# Requirement
Reproduce every entry in the listing without alteration.

# Task data
★ ★ ★

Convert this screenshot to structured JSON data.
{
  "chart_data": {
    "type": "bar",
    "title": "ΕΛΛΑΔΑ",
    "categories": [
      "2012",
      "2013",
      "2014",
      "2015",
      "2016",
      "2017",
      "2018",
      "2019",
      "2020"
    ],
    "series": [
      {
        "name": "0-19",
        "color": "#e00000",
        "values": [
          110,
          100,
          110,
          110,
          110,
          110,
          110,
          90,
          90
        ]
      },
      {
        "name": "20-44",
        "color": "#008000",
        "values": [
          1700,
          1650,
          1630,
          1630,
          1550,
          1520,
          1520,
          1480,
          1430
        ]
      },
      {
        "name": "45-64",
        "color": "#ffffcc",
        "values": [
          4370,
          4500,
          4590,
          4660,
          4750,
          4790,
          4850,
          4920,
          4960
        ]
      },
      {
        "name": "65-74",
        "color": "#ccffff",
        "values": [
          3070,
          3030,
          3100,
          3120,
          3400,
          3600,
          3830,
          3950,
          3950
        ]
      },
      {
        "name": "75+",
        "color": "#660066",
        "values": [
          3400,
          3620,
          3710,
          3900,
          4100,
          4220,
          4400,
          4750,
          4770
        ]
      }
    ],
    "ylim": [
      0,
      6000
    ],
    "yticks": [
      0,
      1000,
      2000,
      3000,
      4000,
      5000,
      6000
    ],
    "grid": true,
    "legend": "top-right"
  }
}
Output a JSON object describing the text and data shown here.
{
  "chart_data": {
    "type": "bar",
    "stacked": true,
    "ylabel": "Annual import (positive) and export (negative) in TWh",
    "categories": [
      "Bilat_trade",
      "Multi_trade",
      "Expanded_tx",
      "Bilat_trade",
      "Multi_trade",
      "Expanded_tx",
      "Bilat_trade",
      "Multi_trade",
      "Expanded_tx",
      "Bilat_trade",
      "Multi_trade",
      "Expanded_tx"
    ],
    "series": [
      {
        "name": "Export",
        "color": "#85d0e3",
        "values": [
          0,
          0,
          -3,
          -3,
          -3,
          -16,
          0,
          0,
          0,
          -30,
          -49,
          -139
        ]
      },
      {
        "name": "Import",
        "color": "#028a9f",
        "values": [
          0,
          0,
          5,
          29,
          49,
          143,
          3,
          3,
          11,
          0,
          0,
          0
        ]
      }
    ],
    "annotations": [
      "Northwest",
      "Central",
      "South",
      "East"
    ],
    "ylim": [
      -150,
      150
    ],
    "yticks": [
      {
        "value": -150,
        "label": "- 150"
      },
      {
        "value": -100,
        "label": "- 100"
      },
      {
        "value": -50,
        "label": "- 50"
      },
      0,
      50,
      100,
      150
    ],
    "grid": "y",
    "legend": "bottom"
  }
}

★ ★ ★

# Exercise result
Convert this screenshot to structured JSON data.
{
  "chart_data": {
    "type": "bar",
    "title": "ΕΛΛΑΔΑ",
    "categories": [
      "2012",
      "2013",
      "2014",
      "2015",
      "2016",
      "2017",
      "2018",
      "2019",
      "2020"
    ],
    "series": [
      {
        "name": "0-19",
        "color": "#e00000",
        "values": [
          110,
          100,
          110,
          110,
          110,
          110,
          110,
          90,
          90
        ]
      },
      {
        "name": "20-44",
        "color": "#008000",
        "values": [
          1700,
          1650,
          1630,
          1630,
          1550,
          1520,
          1520,
          1480,
          1430
        ]
      },
      {
        "name": "45-64",
        "color": "#ffffcc",
        "values": [
          4370,
          4500,
          4590,
          4660,
          4750,
          4790,
          4850,
          4920,
          4960
        ]
      },
      {
        "name": "65-74",
        "color": "#ccffff",
        "values": [
          3070,
          3030,
          3100,
          3120,
          3400,
          3600,
          3830,
          3950,
          3950
        ]
      },
      {
        "name": "75+",
        "color": "#660066",
        "values": [
          3400,
          3620,
          3710,
          3900,
          4100,
          4220,
          4400,
          4750,
          4770
        ]
      }
    ],
    "ylim": [
      0,
      6000
    ],
    "yticks": [
      0,
      1000,
      2000,
      3000,
      4000,
      5000,
      6000
    ],
    "grid": true,
    "legend": "top-right"
  }
}
Output a JSON object describing the text and data shown here.
{
  "chart_data": {
    "type": "bar",
    "stacked": true,
    "ylabel": "Annual import (positive) and export (negative) in TWh",
    "categories": [
      "Bilat_trade",
      "Multi_trade",
      "Expanded_tx",
      "Bilat_trade",
      "Multi_trade",
      "Expanded_tx",
      "Bilat_trade",
      "Multi_trade",
      "Expanded_tx",
      "Bilat_trade",
      "Multi_trade",
      "Expanded_tx"
    ],
    "series": [
      {
        "name": "Export",
        "color": "#85d0e3",
        "values": [
          0,
          0,
          -3,
          -3,
          -3,
          -16,
          0,
          0,
          0,
          -30,
          -49,
          -139
        ]
      },
      {
        "name": "Import",
        "color": "#028a9f",
        "values": [
          0,
          0,
          5,
          29,
          49,
          143,
          3,
          3,
          11,
          0,
          0,
          0
        ]
      }
    ],
    "annotations": [
      "Northwest",
      "Central",
      "South",
      "East"
    ],
    "ylim": [
      -150,
      150
    ],
    "yticks": [
      {
        "value": -150,
        "label": "- 150"
      },
      {
        "value": -100,
        "label": "- 100"
      },
      {
        "value": -50,
        "label": "- 50"
      },
      0,
      50,
      100,
      150
    ],
    "grid": "y",
    "legend": "bottom"
  }
}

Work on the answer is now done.